[WRITTEN PROBLEM] In the data below, find each line containing the string "Clients" and return it.
═══ LISTED RECORDS ═══
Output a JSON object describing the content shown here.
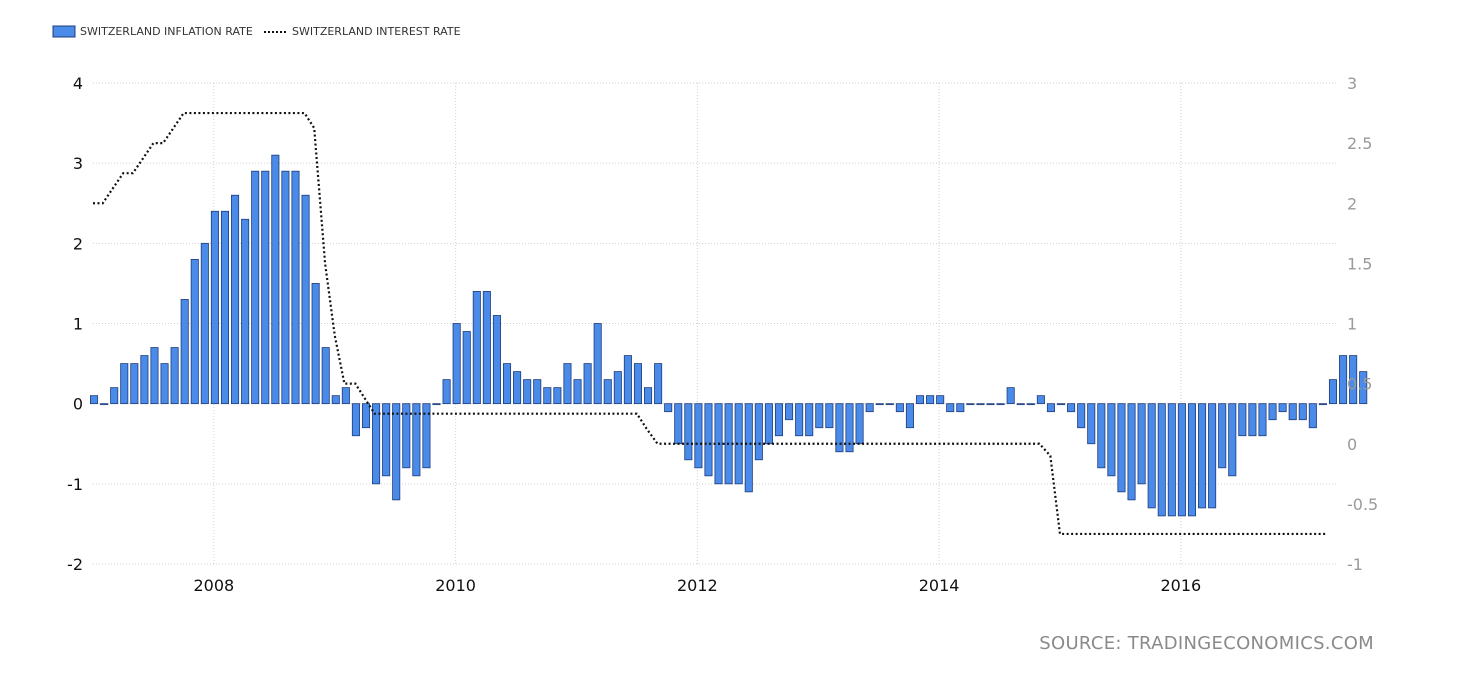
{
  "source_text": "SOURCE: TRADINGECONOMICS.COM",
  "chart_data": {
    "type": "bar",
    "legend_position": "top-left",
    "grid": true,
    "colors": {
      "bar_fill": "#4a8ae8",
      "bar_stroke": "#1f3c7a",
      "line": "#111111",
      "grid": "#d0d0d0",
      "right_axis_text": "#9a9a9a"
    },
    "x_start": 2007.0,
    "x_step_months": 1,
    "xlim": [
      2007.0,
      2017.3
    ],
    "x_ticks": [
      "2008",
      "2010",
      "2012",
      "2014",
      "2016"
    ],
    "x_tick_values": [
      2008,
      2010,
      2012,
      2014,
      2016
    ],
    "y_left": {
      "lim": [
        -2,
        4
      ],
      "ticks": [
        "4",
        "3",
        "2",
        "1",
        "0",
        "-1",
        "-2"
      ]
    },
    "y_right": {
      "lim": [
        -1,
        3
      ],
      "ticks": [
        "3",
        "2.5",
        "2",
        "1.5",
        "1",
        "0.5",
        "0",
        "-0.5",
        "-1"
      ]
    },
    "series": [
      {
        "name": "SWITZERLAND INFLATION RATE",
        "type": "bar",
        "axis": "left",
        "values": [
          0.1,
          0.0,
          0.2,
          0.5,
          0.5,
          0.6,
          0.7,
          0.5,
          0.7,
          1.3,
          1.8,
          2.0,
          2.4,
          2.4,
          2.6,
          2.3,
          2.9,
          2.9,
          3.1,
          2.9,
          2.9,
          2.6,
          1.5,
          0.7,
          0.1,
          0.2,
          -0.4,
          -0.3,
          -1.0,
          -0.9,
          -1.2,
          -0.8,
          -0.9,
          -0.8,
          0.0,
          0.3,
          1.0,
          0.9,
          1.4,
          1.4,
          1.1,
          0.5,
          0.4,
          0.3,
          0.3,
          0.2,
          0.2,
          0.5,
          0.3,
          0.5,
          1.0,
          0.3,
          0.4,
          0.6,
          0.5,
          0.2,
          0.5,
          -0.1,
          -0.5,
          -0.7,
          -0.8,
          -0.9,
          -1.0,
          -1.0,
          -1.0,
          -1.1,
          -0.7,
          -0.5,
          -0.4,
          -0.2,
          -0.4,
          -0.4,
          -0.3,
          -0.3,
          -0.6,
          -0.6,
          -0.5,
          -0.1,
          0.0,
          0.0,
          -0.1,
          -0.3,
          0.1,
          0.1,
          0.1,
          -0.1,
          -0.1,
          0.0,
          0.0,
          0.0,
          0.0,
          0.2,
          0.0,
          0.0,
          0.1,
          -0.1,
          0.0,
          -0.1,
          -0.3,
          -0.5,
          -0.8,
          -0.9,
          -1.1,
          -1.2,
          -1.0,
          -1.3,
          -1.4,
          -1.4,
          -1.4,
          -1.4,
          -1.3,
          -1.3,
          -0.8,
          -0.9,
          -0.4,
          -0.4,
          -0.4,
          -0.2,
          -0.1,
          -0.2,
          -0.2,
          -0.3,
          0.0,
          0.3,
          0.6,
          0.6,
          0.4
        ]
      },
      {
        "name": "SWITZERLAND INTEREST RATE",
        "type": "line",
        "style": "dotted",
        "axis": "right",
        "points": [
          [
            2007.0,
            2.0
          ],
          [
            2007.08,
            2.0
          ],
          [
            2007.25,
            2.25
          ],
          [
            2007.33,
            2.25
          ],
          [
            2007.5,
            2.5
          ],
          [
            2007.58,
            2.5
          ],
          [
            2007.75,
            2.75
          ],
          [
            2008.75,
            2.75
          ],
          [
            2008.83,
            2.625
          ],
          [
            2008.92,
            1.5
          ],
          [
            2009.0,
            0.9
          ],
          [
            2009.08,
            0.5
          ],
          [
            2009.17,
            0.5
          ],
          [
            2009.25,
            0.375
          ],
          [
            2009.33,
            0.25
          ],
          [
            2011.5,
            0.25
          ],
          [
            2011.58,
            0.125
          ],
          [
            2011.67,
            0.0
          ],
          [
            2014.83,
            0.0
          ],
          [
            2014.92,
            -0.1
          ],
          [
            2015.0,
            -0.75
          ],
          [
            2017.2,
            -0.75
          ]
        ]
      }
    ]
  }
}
═══
═══ LISTED RECORDS ═══
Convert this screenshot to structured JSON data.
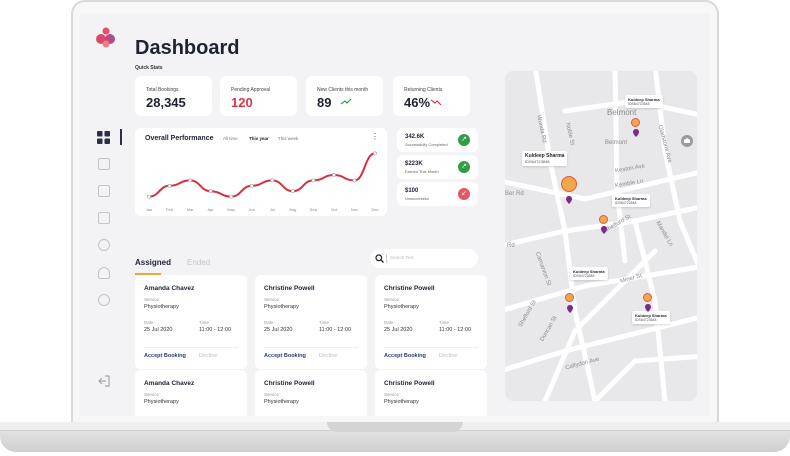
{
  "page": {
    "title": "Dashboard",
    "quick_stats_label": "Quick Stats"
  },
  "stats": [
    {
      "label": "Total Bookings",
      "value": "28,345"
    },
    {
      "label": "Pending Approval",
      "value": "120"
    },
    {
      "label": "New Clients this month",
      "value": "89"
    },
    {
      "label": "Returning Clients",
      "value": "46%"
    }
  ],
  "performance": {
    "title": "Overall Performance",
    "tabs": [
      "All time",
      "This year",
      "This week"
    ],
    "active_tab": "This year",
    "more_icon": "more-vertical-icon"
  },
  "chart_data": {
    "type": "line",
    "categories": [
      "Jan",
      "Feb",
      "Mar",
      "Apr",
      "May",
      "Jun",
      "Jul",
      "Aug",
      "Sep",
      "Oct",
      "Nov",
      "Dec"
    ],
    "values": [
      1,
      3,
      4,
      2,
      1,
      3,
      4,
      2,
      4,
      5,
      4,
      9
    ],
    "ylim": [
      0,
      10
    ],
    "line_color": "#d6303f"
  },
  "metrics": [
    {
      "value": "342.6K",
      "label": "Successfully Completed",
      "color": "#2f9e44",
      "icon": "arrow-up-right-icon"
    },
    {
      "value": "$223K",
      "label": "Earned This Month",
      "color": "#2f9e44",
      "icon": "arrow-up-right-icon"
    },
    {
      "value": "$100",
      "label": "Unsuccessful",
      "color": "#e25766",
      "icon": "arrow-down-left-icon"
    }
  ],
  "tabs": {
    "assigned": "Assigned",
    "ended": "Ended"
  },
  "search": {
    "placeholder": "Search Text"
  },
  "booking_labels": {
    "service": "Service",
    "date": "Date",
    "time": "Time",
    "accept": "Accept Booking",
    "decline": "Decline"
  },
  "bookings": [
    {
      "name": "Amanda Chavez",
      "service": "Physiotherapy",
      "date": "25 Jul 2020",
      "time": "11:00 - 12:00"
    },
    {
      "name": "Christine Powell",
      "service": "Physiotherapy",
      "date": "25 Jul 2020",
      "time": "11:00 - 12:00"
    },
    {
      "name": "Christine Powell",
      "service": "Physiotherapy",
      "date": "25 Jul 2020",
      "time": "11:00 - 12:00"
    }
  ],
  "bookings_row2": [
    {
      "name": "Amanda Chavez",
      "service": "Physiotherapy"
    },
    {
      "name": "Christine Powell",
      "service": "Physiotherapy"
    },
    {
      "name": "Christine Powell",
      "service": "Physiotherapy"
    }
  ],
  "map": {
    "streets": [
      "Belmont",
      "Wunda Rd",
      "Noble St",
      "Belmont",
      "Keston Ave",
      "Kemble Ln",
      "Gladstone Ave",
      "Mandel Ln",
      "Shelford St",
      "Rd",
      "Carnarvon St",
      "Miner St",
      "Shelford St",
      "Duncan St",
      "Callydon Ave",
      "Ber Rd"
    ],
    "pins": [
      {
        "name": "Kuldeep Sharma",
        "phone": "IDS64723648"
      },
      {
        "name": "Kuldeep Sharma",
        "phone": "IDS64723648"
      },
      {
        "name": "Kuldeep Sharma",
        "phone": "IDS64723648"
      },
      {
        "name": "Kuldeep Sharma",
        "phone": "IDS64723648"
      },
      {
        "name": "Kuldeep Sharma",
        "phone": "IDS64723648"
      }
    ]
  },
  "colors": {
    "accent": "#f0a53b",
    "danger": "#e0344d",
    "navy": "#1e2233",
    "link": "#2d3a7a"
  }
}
═══
[CORRECT RESULT]
      "label": "New Clients this month",
      "label": "Returning Clients",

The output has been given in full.